#### Exercise aim
Quote every entry word for word.

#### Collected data
⁂
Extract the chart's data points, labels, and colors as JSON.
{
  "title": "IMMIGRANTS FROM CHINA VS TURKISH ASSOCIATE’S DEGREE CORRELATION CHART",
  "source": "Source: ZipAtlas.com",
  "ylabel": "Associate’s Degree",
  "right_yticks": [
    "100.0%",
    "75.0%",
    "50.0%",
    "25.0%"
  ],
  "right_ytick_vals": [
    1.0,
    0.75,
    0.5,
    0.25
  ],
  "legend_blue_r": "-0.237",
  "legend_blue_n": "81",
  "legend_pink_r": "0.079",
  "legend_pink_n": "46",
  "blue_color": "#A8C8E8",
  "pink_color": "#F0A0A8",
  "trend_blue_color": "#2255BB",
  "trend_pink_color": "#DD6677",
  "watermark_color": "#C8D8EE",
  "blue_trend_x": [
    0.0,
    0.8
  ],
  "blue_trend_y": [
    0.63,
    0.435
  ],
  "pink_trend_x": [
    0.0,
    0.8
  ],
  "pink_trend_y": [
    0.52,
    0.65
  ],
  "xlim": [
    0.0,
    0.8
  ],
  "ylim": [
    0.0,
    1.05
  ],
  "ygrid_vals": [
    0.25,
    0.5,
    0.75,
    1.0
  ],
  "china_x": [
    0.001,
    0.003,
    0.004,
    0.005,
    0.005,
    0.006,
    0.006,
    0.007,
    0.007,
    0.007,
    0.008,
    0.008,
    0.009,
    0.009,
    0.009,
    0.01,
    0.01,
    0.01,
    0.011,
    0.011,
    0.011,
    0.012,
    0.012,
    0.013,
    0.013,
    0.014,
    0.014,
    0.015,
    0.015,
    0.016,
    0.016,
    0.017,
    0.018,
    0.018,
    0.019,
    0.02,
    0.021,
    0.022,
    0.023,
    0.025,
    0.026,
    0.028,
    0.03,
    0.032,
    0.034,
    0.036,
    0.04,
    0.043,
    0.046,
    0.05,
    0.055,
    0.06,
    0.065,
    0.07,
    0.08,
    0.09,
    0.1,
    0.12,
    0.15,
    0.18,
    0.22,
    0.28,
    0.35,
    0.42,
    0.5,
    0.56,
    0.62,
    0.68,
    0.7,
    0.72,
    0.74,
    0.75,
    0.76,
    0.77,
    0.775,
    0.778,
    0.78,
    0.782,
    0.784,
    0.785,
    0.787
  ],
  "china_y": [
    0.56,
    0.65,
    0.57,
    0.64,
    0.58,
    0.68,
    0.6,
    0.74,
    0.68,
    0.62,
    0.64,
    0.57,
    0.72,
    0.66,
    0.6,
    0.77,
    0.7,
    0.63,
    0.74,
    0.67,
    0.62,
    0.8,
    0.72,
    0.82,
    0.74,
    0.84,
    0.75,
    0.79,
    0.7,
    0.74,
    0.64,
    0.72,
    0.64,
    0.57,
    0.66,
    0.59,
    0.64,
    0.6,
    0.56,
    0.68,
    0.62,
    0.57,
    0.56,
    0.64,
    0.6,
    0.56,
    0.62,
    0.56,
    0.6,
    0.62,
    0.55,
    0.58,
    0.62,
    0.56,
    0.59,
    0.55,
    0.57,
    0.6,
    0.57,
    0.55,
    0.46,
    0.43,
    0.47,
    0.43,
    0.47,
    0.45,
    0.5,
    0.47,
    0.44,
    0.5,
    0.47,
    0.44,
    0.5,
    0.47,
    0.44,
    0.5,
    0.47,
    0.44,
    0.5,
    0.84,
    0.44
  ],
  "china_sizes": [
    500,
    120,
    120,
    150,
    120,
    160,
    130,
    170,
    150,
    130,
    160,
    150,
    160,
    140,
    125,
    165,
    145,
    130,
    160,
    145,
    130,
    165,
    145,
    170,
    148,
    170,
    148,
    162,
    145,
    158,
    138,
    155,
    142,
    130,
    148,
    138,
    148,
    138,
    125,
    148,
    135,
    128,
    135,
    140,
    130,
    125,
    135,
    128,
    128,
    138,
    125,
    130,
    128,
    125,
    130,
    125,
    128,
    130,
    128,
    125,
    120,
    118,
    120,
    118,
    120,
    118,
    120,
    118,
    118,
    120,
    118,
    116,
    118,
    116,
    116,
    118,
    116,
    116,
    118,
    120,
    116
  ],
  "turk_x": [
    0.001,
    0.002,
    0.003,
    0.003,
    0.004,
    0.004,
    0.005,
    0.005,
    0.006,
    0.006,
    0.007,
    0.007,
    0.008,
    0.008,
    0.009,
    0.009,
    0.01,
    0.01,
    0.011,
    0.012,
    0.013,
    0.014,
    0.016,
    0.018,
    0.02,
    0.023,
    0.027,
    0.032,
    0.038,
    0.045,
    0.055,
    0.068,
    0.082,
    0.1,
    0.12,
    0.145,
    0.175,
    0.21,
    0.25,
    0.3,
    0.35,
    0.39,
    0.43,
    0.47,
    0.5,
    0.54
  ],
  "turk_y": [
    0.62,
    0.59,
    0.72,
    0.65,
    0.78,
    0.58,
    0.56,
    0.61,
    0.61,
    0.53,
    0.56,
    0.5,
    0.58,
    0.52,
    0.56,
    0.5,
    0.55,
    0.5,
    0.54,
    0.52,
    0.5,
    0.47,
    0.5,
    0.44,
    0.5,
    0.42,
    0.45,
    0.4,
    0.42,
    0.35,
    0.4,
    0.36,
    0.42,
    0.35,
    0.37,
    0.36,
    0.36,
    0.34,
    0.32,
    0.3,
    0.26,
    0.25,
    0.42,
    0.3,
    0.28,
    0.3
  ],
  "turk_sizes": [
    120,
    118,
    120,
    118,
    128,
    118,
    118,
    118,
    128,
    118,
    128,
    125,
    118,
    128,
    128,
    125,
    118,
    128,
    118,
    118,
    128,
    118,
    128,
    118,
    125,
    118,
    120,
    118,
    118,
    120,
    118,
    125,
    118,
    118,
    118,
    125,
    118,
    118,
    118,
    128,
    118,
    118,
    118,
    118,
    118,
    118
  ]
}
⁂
#### Result of the exercise
Extract the chart's data points, labels, and colors as JSON.
{
  "title": "IMMIGRANTS FROM CHINA VS TURKISH ASSOCIATE’S DEGREE CORRELATION CHART",
  "source": "Source: ZipAtlas.com",
  "ylabel": "Associate’s Degree",
  "right_yticks": [
    "100.0%",
    "75.0%",
    "50.0%",
    "25.0%"
  ],
  "right_ytick_vals": [
    1.0,
    0.75,
    0.5,
    0.25
  ],
  "legend_blue_r": "-0.237",
  "legend_blue_n": "81",
  "legend_pink_r": "0.079",
  "legend_pink_n": "46",
  "blue_color": "#A8C8E8",
  "pink_color": "#F0A0A8",
  "trend_blue_color": "#2255BB",
  "trend_pink_color": "#DD6677",
  "watermark_color": "#C8D8EE",
  "blue_trend_x": [
    0.0,
    0.8
  ],
  "blue_trend_y": [
    0.63,
    0.435
  ],
  "pink_trend_x": [
    0.0,
    0.8
  ],
  "pink_trend_y": [
    0.52,
    0.65
  ],
  "xlim": [
    0.0,
    0.8
  ],
  "ylim": [
    0.0,
    1.05
  ],
  "ygrid_vals": [
    0.25,
    0.5,
    0.75,
    1.0
  ],
  "china_x": [
    0.001,
    0.003,
    0.004,
    0.005,
    0.005,
    0.006,
    0.006,
    0.007,
    0.007,
    0.007,
    0.008,
    0.008,
    0.009,
    0.009,
    0.009,
    0.01,
    0.01,
    0.01,
    0.011,
    0.011,
    0.011,
    0.012,
    0.012,
    0.013,
    0.013,
    0.014,
    0.014,
    0.015,
    0.015,
    0.016,
    0.016,
    0.017,
    0.018,
    0.018,
    0.019,
    0.02,
    0.021,
    0.022,
    0.023,
    0.025,
    0.026,
    0.028,
    0.03,
    0.032,
    0.034,
    0.036,
    0.04,
    0.043,
    0.046,
    0.05,
    0.055,
    0.06,
    0.065,
    0.07,
    0.08,
    0.09,
    0.1,
    0.12,
    0.15,
    0.18,
    0.22,
    0.28,
    0.35,
    0.42,
    0.5,
    0.56,
    0.62,
    0.68,
    0.7,
    0.72,
    0.74,
    0.75,
    0.76,
    0.77,
    0.775,
    0.778,
    0.78,
    0.782,
    0.784,
    0.785,
    0.787
  ],
  "china_y": [
    0.56,
    0.65,
    0.57,
    0.64,
    0.58,
    0.68,
    0.6,
    0.74,
    0.68,
    0.62,
    0.64,
    0.57,
    0.72,
    0.66,
    0.6,
    0.77,
    0.7,
    0.63,
    0.74,
    0.67,
    0.62,
    0.8,
    0.72,
    0.82,
    0.74,
    0.84,
    0.75,
    0.79,
    0.7,
    0.74,
    0.64,
    0.72,
    0.64,
    0.57,
    0.66,
    0.59,
    0.64,
    0.6,
    0.56,
    0.68,
    0.62,
    0.57,
    0.56,
    0.64,
    0.6,
    0.56,
    0.62,
    0.56,
    0.6,
    0.62,
    0.55,
    0.58,
    0.62,
    0.56,
    0.59,
    0.55,
    0.57,
    0.6,
    0.57,
    0.55,
    0.46,
    0.43,
    0.47,
    0.43,
    0.47,
    0.45,
    0.5,
    0.47,
    0.44,
    0.5,
    0.47,
    0.44,
    0.5,
    0.47,
    0.44,
    0.5,
    0.47,
    0.44,
    0.5,
    0.84,
    0.44
  ],
  "china_sizes": [
    500,
    120,
    120,
    150,
    120,
    160,
    130,
    170,
    150,
    130,
    160,
    150,
    160,
    140,
    125,
    165,
    145,
    130,
    160,
    145,
    130,
    165,
    145,
    170,
    148,
    170,
    148,
    162,
    145,
    158,
    138,
    155,
    142,
    130,
    148,
    138,
    148,
    138,
    125,
    148,
    135,
    128,
    135,
    140,
    130,
    125,
    135,
    128,
    128,
    138,
    125,
    130,
    128,
    125,
    130,
    125,
    128,
    130,
    128,
    125,
    120,
    118,
    120,
    118,
    120,
    118,
    120,
    118,
    118,
    120,
    118,
    116,
    118,
    116,
    116,
    118,
    116,
    116,
    118,
    120,
    116
  ],
  "turk_x": [
    0.001,
    0.002,
    0.003,
    0.003,
    0.004,
    0.004,
    0.005,
    0.005,
    0.006,
    0.006,
    0.007,
    0.007,
    0.008,
    0.008,
    0.009,
    0.009,
    0.01,
    0.01,
    0.011,
    0.012,
    0.013,
    0.014,
    0.016,
    0.018,
    0.02,
    0.023,
    0.027,
    0.032,
    0.038,
    0.045,
    0.055,
    0.068,
    0.082,
    0.1,
    0.12,
    0.145,
    0.175,
    0.21,
    0.25,
    0.3,
    0.35,
    0.39,
    0.43,
    0.47,
    0.5,
    0.54
  ],
  "turk_y": [
    0.62,
    0.59,
    0.72,
    0.65,
    0.78,
    0.58,
    0.56,
    0.61,
    0.61,
    0.53,
    0.56,
    0.5,
    0.58,
    0.52,
    0.56,
    0.5,
    0.55,
    0.5,
    0.54,
    0.52,
    0.5,
    0.47,
    0.5,
    0.44,
    0.5,
    0.42,
    0.45,
    0.4,
    0.42,
    0.35,
    0.4,
    0.36,
    0.42,
    0.35,
    0.37,
    0.36,
    0.36,
    0.34,
    0.32,
    0.3,
    0.26,
    0.25,
    0.42,
    0.3,
    0.28,
    0.3
  ],
  "turk_sizes": [
    120,
    118,
    120,
    118,
    128,
    118,
    118,
    118,
    128,
    118,
    128,
    125,
    118,
    128,
    128,
    125,
    118,
    128,
    118,
    118,
    128,
    118,
    128,
    118,
    125,
    118,
    120,
    118,
    118,
    120,
    118,
    125,
    118,
    118,
    118,
    125,
    118,
    118,
    118,
    128,
    118,
    118,
    118,
    118,
    118,
    118
  ]
}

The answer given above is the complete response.